Short task:
Output the full listing below exactly as it reads, and skip anything that is a picture.

Extracted records:
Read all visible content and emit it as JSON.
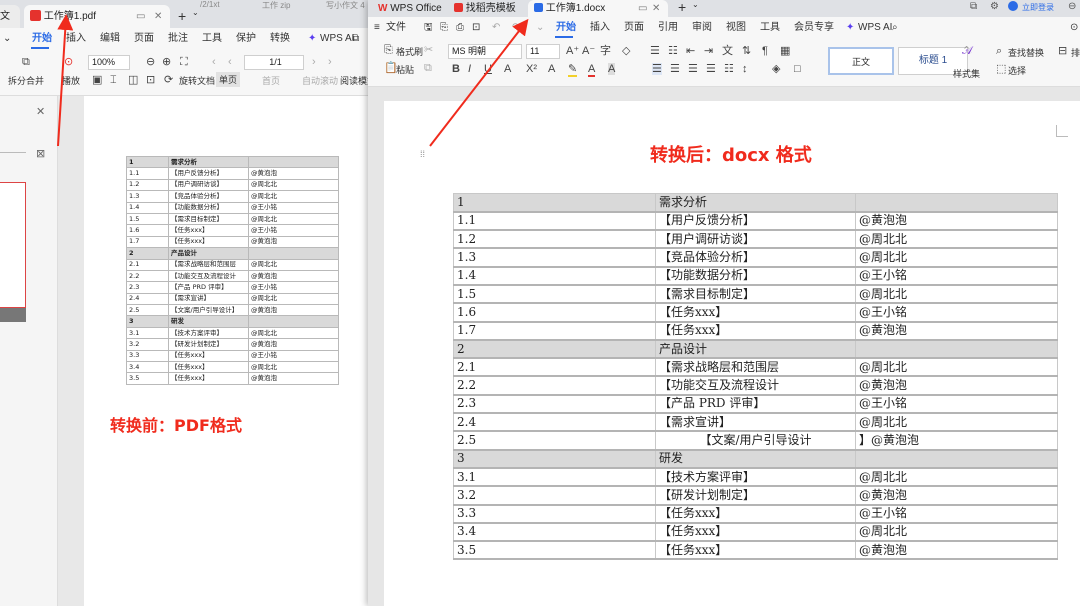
{
  "left_window": {
    "tabs": [
      {
        "label": "文"
      },
      {
        "label": "工作簿1.pdf"
      }
    ],
    "tabbar_extra": "/2/1xt",
    "tabbar_extra2": "工作 zip",
    "tabbar_extra3": "写小作文 4",
    "ribbon_tabs": [
      "开始",
      "插入",
      "编辑",
      "页面",
      "批注",
      "工具",
      "保护",
      "转换"
    ],
    "wps_ai": "WPS AI",
    "toolbar": {
      "split_merge": "拆分合并",
      "rotate_hint": "播放",
      "zoom": "100%",
      "page_value": "1/1",
      "rotate_doc": "旋转文档",
      "single_page": "单页",
      "first_page": "首页",
      "auto_scroll": "自动滚动",
      "read_mode": "阅读模式"
    },
    "table": [
      [
        "1",
        "需求分析",
        ""
      ],
      [
        "1.1",
        "【用户反馈分析】",
        "@黄泡泡"
      ],
      [
        "1.2",
        "【用户调研访谈】",
        "@周北北"
      ],
      [
        "1.3",
        "【竞品体验分析】",
        "@周北北"
      ],
      [
        "1.4",
        "【功能数据分析】",
        "@王小铭"
      ],
      [
        "1.5",
        "【需求目标制定】",
        "@周北北"
      ],
      [
        "1.6",
        "【任务xxx】",
        "@王小铭"
      ],
      [
        "1.7",
        "【任务xxx】",
        "@黄泡泡"
      ],
      [
        "2",
        "产品设计",
        ""
      ],
      [
        "2.1",
        "【需求战略层和范围层",
        "@周北北"
      ],
      [
        "2.2",
        "【功能交互及流程设计",
        "@黄泡泡"
      ],
      [
        "2.3",
        "【产品 PRD 评审】",
        "@王小铭"
      ],
      [
        "2.4",
        "【需求宣讲】",
        "@周北北"
      ],
      [
        "2.5",
        "【文案/用户引导设计】",
        "@黄泡泡"
      ],
      [
        "3",
        "研发",
        ""
      ],
      [
        "3.1",
        "【技术方案评审】",
        "@周北北"
      ],
      [
        "3.2",
        "【研发计划制定】",
        "@黄泡泡"
      ],
      [
        "3.3",
        "【任务xxx】",
        "@王小铭"
      ],
      [
        "3.4",
        "【任务xxx】",
        "@周北北"
      ],
      [
        "3.5",
        "【任务xxx】",
        "@黄泡泡"
      ]
    ],
    "label_before": "转换前：PDF格式"
  },
  "right_window": {
    "tabs": [
      {
        "label": "WPS Office"
      },
      {
        "label": "找稻壳模板"
      },
      {
        "label": "工作簿1.docx"
      }
    ],
    "login": "立即登录",
    "ribbon_tabs": [
      "文件",
      "开始",
      "插入",
      "页面",
      "引用",
      "审阅",
      "视图",
      "工具",
      "会员专享"
    ],
    "wps_ai": "WPS AI",
    "toolbar": {
      "format_painter": "格式刷",
      "paste": "粘贴",
      "font_name": "MS 明朝",
      "font_size": "11",
      "style_normal": "正文",
      "style_heading1": "标题 1",
      "style_set": "样式集",
      "find_replace": "查找替换",
      "select": "选择",
      "more": "排"
    },
    "label_after": "转换后：docx 格式",
    "table": [
      [
        "1",
        "需求分析",
        ""
      ],
      [
        "1.1",
        "【用户反馈分析】",
        "@黄泡泡"
      ],
      [
        "1.2",
        "【用户调研访谈】",
        "@周北北"
      ],
      [
        "1.3",
        "【竞品体验分析】",
        "@周北北"
      ],
      [
        "1.4",
        "【功能数据分析】",
        "@王小铭"
      ],
      [
        "1.5",
        "【需求目标制定】",
        "@周北北"
      ],
      [
        "1.6",
        "【任务xxx】",
        "@王小铭"
      ],
      [
        "1.7",
        "【任务xxx】",
        "@黄泡泡"
      ],
      [
        "2",
        "产品设计",
        ""
      ],
      [
        "2.1",
        "【需求战略层和范围层",
        "@周北北"
      ],
      [
        "2.2",
        "【功能交互及流程设计",
        "@黄泡泡"
      ],
      [
        "2.3",
        "【产品 PRD 评审】",
        "@王小铭"
      ],
      [
        "2.4",
        "【需求宣讲】",
        "@周北北"
      ],
      [
        "2.5",
        "【文案/用户引导设计",
        "】@黄泡泡"
      ],
      [
        "3",
        "研发",
        ""
      ],
      [
        "3.1",
        "【技术方案评审】",
        "@周北北"
      ],
      [
        "3.2",
        "【研发计划制定】",
        "@黄泡泡"
      ],
      [
        "3.3",
        "【任务xxx】",
        "@王小铭"
      ],
      [
        "3.4",
        "【任务xxx】",
        "@周北北"
      ],
      [
        "3.5",
        "【任务xxx】",
        "@黄泡泡"
      ]
    ]
  },
  "colors": {
    "accent_red": "#f02b1d",
    "wps_red": "#e5322d",
    "word_blue": "#2b6be6",
    "header_gray": "#d9d9d9"
  }
}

Solution:
Read all visible content and emit it as JSON.
{
  "left_window": {
    "tabs": [
      {
        "label": "文"
      },
      {
        "label": "工作簿1.pdf"
      }
    ],
    "tabbar_extra": "/2/1xt",
    "tabbar_extra2": "工作 zip",
    "tabbar_extra3": "写小作文 4",
    "ribbon_tabs": [
      "开始",
      "插入",
      "编辑",
      "页面",
      "批注",
      "工具",
      "保护",
      "转换"
    ],
    "wps_ai": "WPS AI",
    "toolbar": {
      "split_merge": "拆分合并",
      "rotate_hint": "播放",
      "zoom": "100%",
      "page_value": "1/1",
      "rotate_doc": "旋转文档",
      "single_page": "单页",
      "first_page": "首页",
      "auto_scroll": "自动滚动",
      "read_mode": "阅读模式"
    },
    "table": [
      [
        "1",
        "需求分析",
        ""
      ],
      [
        "1.1",
        "【用户反馈分析】",
        "@黄泡泡"
      ],
      [
        "1.2",
        "【用户调研访谈】",
        "@周北北"
      ],
      [
        "1.3",
        "【竞品体验分析】",
        "@周北北"
      ],
      [
        "1.4",
        "【功能数据分析】",
        "@王小铭"
      ],
      [
        "1.5",
        "【需求目标制定】",
        "@周北北"
      ],
      [
        "1.6",
        "【任务xxx】",
        "@王小铭"
      ],
      [
        "1.7",
        "【任务xxx】",
        "@黄泡泡"
      ],
      [
        "2",
        "产品设计",
        ""
      ],
      [
        "2.1",
        "【需求战略层和范围层",
        "@周北北"
      ],
      [
        "2.2",
        "【功能交互及流程设计",
        "@黄泡泡"
      ],
      [
        "2.3",
        "【产品 PRD 评审】",
        "@王小铭"
      ],
      [
        "2.4",
        "【需求宣讲】",
        "@周北北"
      ],
      [
        "2.5",
        "【文案/用户引导设计】",
        "@黄泡泡"
      ],
      [
        "3",
        "研发",
        ""
      ],
      [
        "3.1",
        "【技术方案评审】",
        "@周北北"
      ],
      [
        "3.2",
        "【研发计划制定】",
        "@黄泡泡"
      ],
      [
        "3.3",
        "【任务xxx】",
        "@王小铭"
      ],
      [
        "3.4",
        "【任务xxx】",
        "@周北北"
      ],
      [
        "3.5",
        "【任务xxx】",
        "@黄泡泡"
      ]
    ],
    "label_before": "转换前：PDF格式"
  },
  "right_window": {
    "tabs": [
      {
        "label": "WPS Office"
      },
      {
        "label": "找稻壳模板"
      },
      {
        "label": "工作簿1.docx"
      }
    ],
    "login": "立即登录",
    "ribbon_tabs": [
      "文件",
      "开始",
      "插入",
      "页面",
      "引用",
      "审阅",
      "视图",
      "工具",
      "会员专享"
    ],
    "wps_ai": "WPS AI",
    "toolbar": {
      "format_painter": "格式刷",
      "paste": "粘贴",
      "font_name": "MS 明朝",
      "font_size": "11",
      "style_normal": "正文",
      "style_heading1": "标题 1",
      "style_set": "样式集",
      "find_replace": "查找替换",
      "select": "选择",
      "more": "排"
    },
    "label_after": "转换后：docx 格式",
    "table": [
      [
        "1",
        "需求分析",
        ""
      ],
      [
        "1.1",
        "【用户反馈分析】",
        "@黄泡泡"
      ],
      [
        "1.2",
        "【用户调研访谈】",
        "@周北北"
      ],
      [
        "1.3",
        "【竞品体验分析】",
        "@周北北"
      ],
      [
        "1.4",
        "【功能数据分析】",
        "@王小铭"
      ],
      [
        "1.5",
        "【需求目标制定】",
        "@周北北"
      ],
      [
        "1.6",
        "【任务xxx】",
        "@王小铭"
      ],
      [
        "1.7",
        "【任务xxx】",
        "@黄泡泡"
      ],
      [
        "2",
        "产品设计",
        ""
      ],
      [
        "2.1",
        "【需求战略层和范围层",
        "@周北北"
      ],
      [
        "2.2",
        "【功能交互及流程设计",
        "@黄泡泡"
      ],
      [
        "2.3",
        "【产品 PRD 评审】",
        "@王小铭"
      ],
      [
        "2.4",
        "【需求宣讲】",
        "@周北北"
      ],
      [
        "2.5",
        "【文案/用户引导设计",
        "】@黄泡泡"
      ],
      [
        "3",
        "研发",
        ""
      ],
      [
        "3.1",
        "【技术方案评审】",
        "@周北北"
      ],
      [
        "3.2",
        "【研发计划制定】",
        "@黄泡泡"
      ],
      [
        "3.3",
        "【任务xxx】",
        "@王小铭"
      ],
      [
        "3.4",
        "【任务xxx】",
        "@周北北"
      ],
      [
        "3.5",
        "【任务xxx】",
        "@黄泡泡"
      ]
    ]
  },
  "colors": {
    "accent_red": "#f02b1d",
    "wps_red": "#e5322d",
    "word_blue": "#2b6be6",
    "header_gray": "#d9d9d9"
  }
}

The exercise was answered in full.